- **Texto em estudo**

----------------------------------------

O Pe. Llamera recorda que a cooperação redentora de São José “é muito real e objetiva, ao mesmo tempo que singular […]. Se consideramos o livre consentimento que prestou aos planos divinos, aceitando seu ministério, sobre cujo conteúdo lhe foram dadas luzes muito particulares, não cabe dúvida de que sua intenção abarcou diretamente a entrega de si mesmo para a empresa de regenerar os homens”.19

Dessa forma São José, por possuir uma missão tão estreitamente unida à de Maria Santíssima, não só teria sido imaculado em sua concepção, como também recebido o ministério de corredentor!20

Patriarca da Santa Igreja

Resta-nos ainda considerar um aspecto muito importante da missão de São José: aquele que fora chamado a custodiar na terra “as primícias da Igreja”,21 deveria continuar, do Céu, o seu ofício junto ao Corpo Místico de Cristo. Em outras palavras, pelo fato de ser pai de Jesus, José deveria também ser pai da Igreja, pois não se pode separar a Cabeça de seus membros.22

Aquele que na terra custodiou “as primícias da Igreja”, deveria continuar, do Céu, o seu ofício junto ao Corpo Místico de Cristo
São José, Patriarca da Santa Igreja – Basílica do Sagrado Coração de Jesus, Roma

E como este ofício se exerce? De modo paralelo à Maternidade espiritual de Maria para com todos os homens, São José possui um incalculável desvelo paternal por cada um de nós. Ele se preocupa, como um bom pai, com as nossas necessidades, corrige nossos defeitos e pecados, e nos defende de nossos inimigos, sobretudo do demônio e suas insídias.

“José era justo”

Quanto maiores os dons recebidos de Deus, tanto maior serão a gratidão e o amor a Ele devidos. E com que generosidade São José os tributou!

----------------------------------------

- **Entradas fornecidas**

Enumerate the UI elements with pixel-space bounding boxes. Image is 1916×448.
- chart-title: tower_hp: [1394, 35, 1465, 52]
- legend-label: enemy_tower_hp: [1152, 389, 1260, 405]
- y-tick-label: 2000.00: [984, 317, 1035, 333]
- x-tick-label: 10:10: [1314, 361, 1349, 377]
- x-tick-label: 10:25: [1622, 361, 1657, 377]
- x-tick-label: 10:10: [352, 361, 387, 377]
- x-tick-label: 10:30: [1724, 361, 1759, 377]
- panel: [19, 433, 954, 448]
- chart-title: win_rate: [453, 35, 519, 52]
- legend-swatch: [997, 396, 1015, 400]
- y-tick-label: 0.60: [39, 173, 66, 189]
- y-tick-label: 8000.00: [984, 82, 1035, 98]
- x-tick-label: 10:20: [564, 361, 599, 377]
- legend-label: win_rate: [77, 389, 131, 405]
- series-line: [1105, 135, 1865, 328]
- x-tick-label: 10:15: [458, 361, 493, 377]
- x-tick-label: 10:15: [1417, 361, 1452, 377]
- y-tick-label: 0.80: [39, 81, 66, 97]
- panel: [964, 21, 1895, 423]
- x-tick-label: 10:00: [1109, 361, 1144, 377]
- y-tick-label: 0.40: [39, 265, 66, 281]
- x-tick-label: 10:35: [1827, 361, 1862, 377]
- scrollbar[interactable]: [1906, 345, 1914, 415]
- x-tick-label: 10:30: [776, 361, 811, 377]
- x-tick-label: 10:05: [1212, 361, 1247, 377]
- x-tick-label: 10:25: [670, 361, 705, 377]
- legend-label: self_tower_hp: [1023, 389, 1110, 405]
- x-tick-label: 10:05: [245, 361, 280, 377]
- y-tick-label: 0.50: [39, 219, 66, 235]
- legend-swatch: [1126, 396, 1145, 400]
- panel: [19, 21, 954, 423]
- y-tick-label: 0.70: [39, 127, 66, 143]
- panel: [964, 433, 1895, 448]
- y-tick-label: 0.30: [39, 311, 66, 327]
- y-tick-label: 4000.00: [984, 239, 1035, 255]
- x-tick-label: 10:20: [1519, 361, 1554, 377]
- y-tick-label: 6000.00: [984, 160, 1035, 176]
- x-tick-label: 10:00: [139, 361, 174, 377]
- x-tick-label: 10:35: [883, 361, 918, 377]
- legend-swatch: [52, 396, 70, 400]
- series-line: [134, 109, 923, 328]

----------------------------------------

- **Instrução de trabalho A**
Com base no texto sobre São José, responda:
(i) Segundo o Pe. Llamera, como é a cooperação redentora de São José?
(ii) De quem, sobretudo, São José nos defende?
(iii) Quanto maiores os dons recebidos de Deus, o que será também maior?
- **Instrução de trabalho B**
Segundo o texto sobre São José, por que José deveria ser também pai da Igreja?
- **Instrução de trabalho C**
Transcreva do texto sobre São José tudo o que vai desde "Aquele que na" até "e suas insídias.".
As entradas constituem material à parte, sem relação com o texto sobre São José.

- **Resposta da tarefa A**
(i) Muito real e objetiva, ao mesmo tempo que singular.
(ii) Do demônio e de suas insídias.
(iii) A gratidão e o amor devidos a Deus.

- **Resposta da tarefa B**
Por ser pai de Jesus, José deveria ser também pai da Igreja. A Cabeça não pode ser separada de seus membros.

- **Resposta da tarefa C**
Aquele que na terra custodiou “as primícias da Igreja”, deveria continuar, do Céu, o seu ofício junto ao Corpo Místico de Cristo
São José, Patriarca da Santa Igreja – Basílica do Sagrado Coração de Jesus, Roma

E como este ofício se exerce? De modo paralelo à Maternidade espiritual de Maria para com todos os homens, São José possui um incalculável desvelo paternal por cada um de nós. Ele se preocupa, como um bom pai, com as nossas necessidades, corrige nossos defeitos e pecados, e nos defende de nossos inimigos, sobretudo do demônio e suas insídias.